• _What to do_
Write the entries below out again exactly; any picture in them stays out.

• _Dataset_
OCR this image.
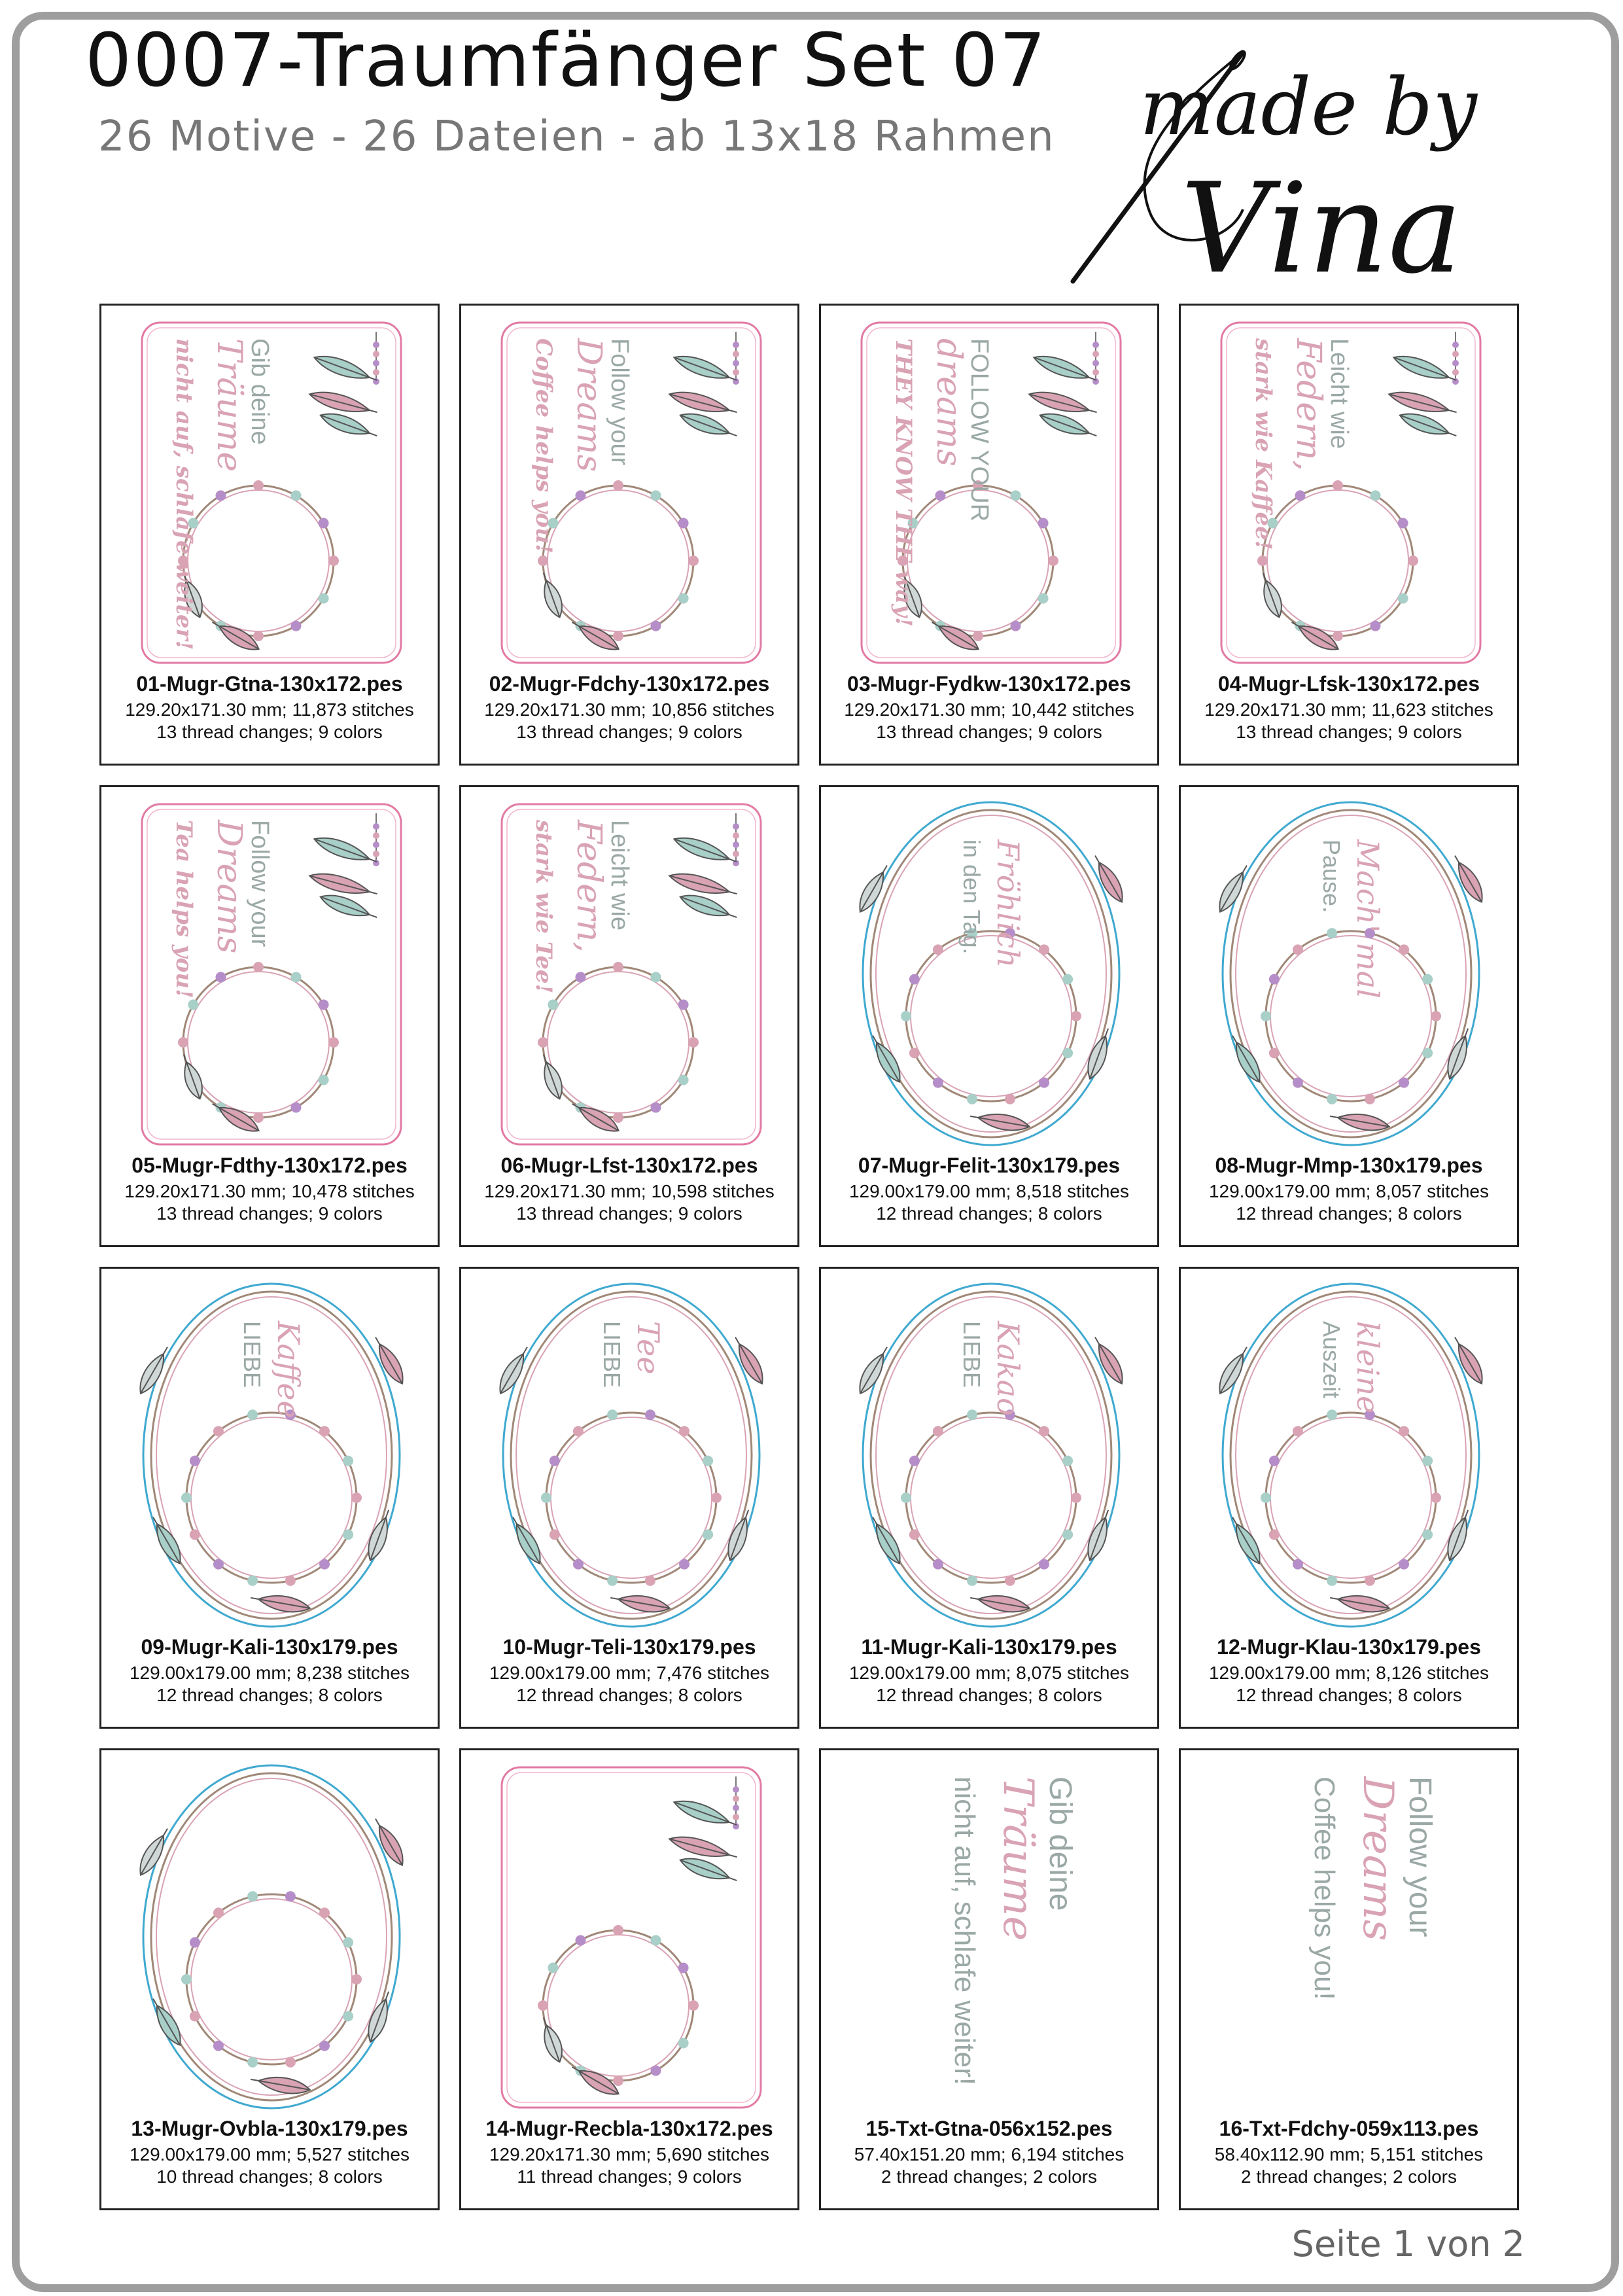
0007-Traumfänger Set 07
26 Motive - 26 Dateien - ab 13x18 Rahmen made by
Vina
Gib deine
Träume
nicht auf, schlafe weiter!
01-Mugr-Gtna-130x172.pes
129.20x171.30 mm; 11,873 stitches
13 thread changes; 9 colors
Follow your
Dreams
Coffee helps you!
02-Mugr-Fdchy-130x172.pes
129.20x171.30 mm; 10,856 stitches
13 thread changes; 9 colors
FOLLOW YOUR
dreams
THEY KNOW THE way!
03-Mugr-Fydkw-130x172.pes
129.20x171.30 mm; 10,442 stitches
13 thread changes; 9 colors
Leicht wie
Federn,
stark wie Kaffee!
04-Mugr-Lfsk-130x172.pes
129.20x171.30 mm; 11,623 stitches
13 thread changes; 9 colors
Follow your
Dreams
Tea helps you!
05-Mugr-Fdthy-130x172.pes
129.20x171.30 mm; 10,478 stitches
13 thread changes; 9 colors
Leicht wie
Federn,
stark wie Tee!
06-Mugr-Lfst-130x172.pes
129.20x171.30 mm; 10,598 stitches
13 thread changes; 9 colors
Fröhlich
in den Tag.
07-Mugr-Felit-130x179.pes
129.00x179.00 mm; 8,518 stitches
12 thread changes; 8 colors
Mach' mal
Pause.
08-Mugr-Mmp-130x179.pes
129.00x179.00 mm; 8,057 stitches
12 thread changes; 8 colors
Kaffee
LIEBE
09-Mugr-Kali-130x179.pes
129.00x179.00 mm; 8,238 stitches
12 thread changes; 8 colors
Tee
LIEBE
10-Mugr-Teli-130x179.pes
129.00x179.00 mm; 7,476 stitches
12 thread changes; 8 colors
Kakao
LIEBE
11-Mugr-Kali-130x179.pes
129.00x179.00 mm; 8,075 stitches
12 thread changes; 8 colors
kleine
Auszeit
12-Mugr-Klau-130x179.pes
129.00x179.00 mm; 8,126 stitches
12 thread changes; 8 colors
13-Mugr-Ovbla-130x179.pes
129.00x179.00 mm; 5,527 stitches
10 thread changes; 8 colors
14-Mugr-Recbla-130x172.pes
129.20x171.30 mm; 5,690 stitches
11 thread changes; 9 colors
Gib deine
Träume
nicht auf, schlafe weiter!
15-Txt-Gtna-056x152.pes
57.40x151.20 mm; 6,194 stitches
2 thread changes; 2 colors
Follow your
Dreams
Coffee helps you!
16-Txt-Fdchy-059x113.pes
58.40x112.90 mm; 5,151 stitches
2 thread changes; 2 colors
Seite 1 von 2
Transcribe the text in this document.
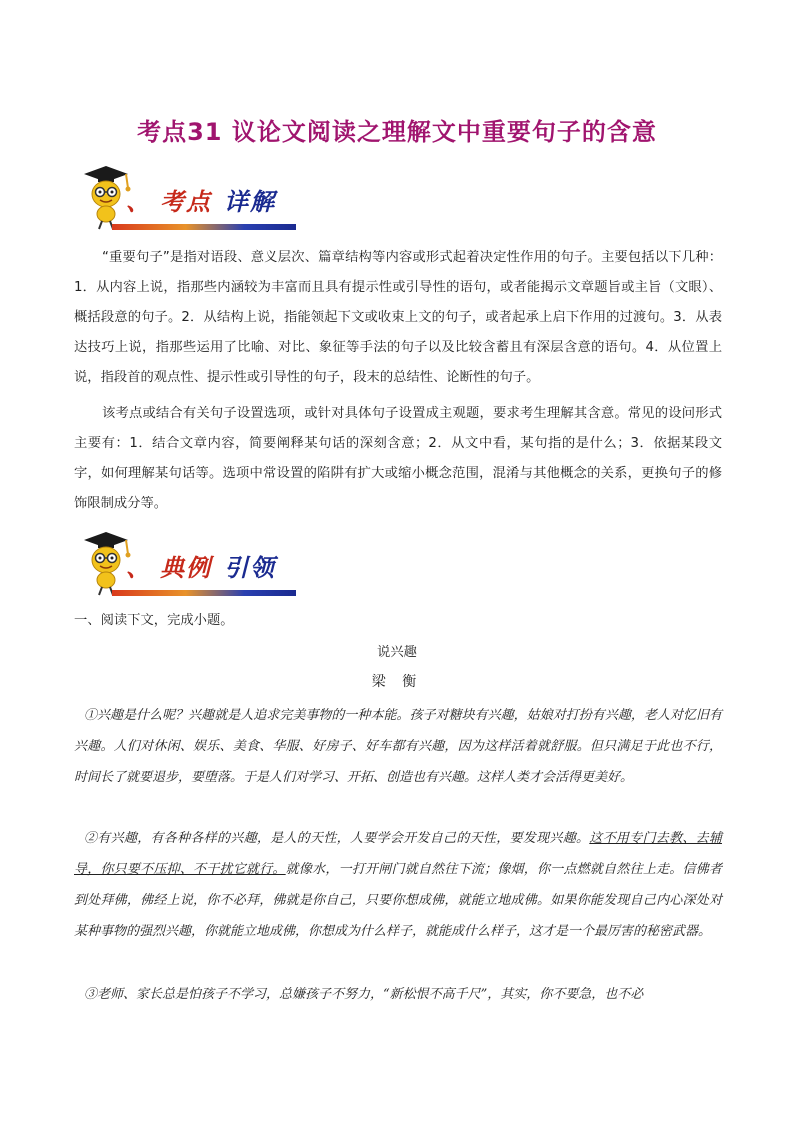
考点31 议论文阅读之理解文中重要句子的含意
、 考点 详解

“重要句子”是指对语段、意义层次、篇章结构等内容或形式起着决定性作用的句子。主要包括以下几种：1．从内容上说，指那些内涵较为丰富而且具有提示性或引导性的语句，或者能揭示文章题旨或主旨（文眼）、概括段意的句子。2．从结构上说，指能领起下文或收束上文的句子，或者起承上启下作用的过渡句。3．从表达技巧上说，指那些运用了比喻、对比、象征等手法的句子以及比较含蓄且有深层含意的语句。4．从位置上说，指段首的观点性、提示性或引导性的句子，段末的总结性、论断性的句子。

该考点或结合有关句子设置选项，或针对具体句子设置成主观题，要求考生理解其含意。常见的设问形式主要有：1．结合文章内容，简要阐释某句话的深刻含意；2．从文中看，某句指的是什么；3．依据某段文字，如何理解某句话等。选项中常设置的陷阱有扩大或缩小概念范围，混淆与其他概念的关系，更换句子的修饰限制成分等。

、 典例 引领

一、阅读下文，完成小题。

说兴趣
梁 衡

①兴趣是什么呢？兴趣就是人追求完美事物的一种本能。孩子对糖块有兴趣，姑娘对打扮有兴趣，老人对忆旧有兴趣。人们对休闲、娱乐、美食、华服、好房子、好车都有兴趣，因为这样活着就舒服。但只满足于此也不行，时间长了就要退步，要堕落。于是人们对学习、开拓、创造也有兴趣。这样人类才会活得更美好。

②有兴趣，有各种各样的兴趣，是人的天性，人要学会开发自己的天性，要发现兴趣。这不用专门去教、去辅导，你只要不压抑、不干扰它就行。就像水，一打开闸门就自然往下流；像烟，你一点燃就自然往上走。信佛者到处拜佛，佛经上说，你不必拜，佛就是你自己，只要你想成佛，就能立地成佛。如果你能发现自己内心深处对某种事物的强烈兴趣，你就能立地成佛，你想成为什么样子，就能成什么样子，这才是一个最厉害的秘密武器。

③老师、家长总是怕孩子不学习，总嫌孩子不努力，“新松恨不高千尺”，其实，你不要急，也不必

• _Answer below_
OCR this image.
0007-Traumfänger Set 07
26 Motive - 26 Dateien - ab 13x18 Rahmen made by
Vina
Gib deine
Träume
nicht auf, schlafe weiter!
01-Mugr-Gtna-130x172.pes
129.20x171.30 mm; 11,873 stitches
13 thread changes; 9 colors
Follow your
Dreams
Coffee helps you!
02-Mugr-Fdchy-130x172.pes
129.20x171.30 mm; 10,856 stitches
13 thread changes; 9 colors
FOLLOW YOUR
dreams
THEY KNOW THE way!
03-Mugr-Fydkw-130x172.pes
129.20x171.30 mm; 10,442 stitches
13 thread changes; 9 colors
Leicht wie
Federn,
stark wie Kaffee!
04-Mugr-Lfsk-130x172.pes
129.20x171.30 mm; 11,623 stitches
13 thread changes; 9 colors
Follow your
Dreams
Tea helps you!
05-Mugr-Fdthy-130x172.pes
129.20x171.30 mm; 10,478 stitches
13 thread changes; 9 colors
Leicht wie
Federn,
stark wie Tee!
06-Mugr-Lfst-130x172.pes
129.20x171.30 mm; 10,598 stitches
13 thread changes; 9 colors
Fröhlich
in den Tag.
07-Mugr-Felit-130x179.pes
129.00x179.00 mm; 8,518 stitches
12 thread changes; 8 colors
Mach' mal
Pause.
08-Mugr-Mmp-130x179.pes
129.00x179.00 mm; 8,057 stitches
12 thread changes; 8 colors
Kaffee
LIEBE
09-Mugr-Kali-130x179.pes
129.00x179.00 mm; 8,238 stitches
12 thread changes; 8 colors
Tee
LIEBE
10-Mugr-Teli-130x179.pes
129.00x179.00 mm; 7,476 stitches
12 thread changes; 8 colors
Kakao
LIEBE
11-Mugr-Kali-130x179.pes
129.00x179.00 mm; 8,075 stitches
12 thread changes; 8 colors
kleine
Auszeit
12-Mugr-Klau-130x179.pes
129.00x179.00 mm; 8,126 stitches
12 thread changes; 8 colors
13-Mugr-Ovbla-130x179.pes
129.00x179.00 mm; 5,527 stitches
10 thread changes; 8 colors
14-Mugr-Recbla-130x172.pes
129.20x171.30 mm; 5,690 stitches
11 thread changes; 9 colors
Gib deine
Träume
nicht auf, schlafe weiter!
15-Txt-Gtna-056x152.pes
57.40x151.20 mm; 6,194 stitches
2 thread changes; 2 colors
Follow your
Dreams
Coffee helps you!
16-Txt-Fdchy-059x113.pes
58.40x112.90 mm; 5,151 stitches
2 thread changes; 2 colors
Seite 1 von 2
Transcribe the text in this document.
考点31 议论文阅读之理解文中重要句子的含意
、 考点 详解

“重要句子”是指对语段、意义层次、篇章结构等内容或形式起着决定性作用的句子。主要包括以下几种：1．从内容上说，指那些内涵较为丰富而且具有提示性或引导性的语句，或者能揭示文章题旨或主旨（文眼）、概括段意的句子。2．从结构上说，指能领起下文或收束上文的句子，或者起承上启下作用的过渡句。3．从表达技巧上说，指那些运用了比喻、对比、象征等手法的句子以及比较含蓄且有深层含意的语句。4．从位置上说，指段首的观点性、提示性或引导性的句子，段末的总结性、论断性的句子。

该考点或结合有关句子设置选项，或针对具体句子设置成主观题，要求考生理解其含意。常见的设问形式主要有：1．结合文章内容，简要阐释某句话的深刻含意；2．从文中看，某句指的是什么；3．依据某段文字，如何理解某句话等。选项中常设置的陷阱有扩大或缩小概念范围，混淆与其他概念的关系，更换句子的修饰限制成分等。

、 典例 引领

一、阅读下文，完成小题。

说兴趣
梁 衡

①兴趣是什么呢？兴趣就是人追求完美事物的一种本能。孩子对糖块有兴趣，姑娘对打扮有兴趣，老人对忆旧有兴趣。人们对休闲、娱乐、美食、华服、好房子、好车都有兴趣，因为这样活着就舒服。但只满足于此也不行，时间长了就要退步，要堕落。于是人们对学习、开拓、创造也有兴趣。这样人类才会活得更美好。

②有兴趣，有各种各样的兴趣，是人的天性，人要学会开发自己的天性，要发现兴趣。这不用专门去教、去辅导，你只要不压抑、不干扰它就行。就像水，一打开闸门就自然往下流；像烟，你一点燃就自然往上走。信佛者到处拜佛，佛经上说，你不必拜，佛就是你自己，只要你想成佛，就能立地成佛。如果你能发现自己内心深处对某种事物的强烈兴趣，你就能立地成佛，你想成为什么样子，就能成什么样子，这才是一个最厉害的秘密武器。

③老师、家长总是怕孩子不学习，总嫌孩子不努力，“新松恨不高千尺”，其实，你不要急，也不必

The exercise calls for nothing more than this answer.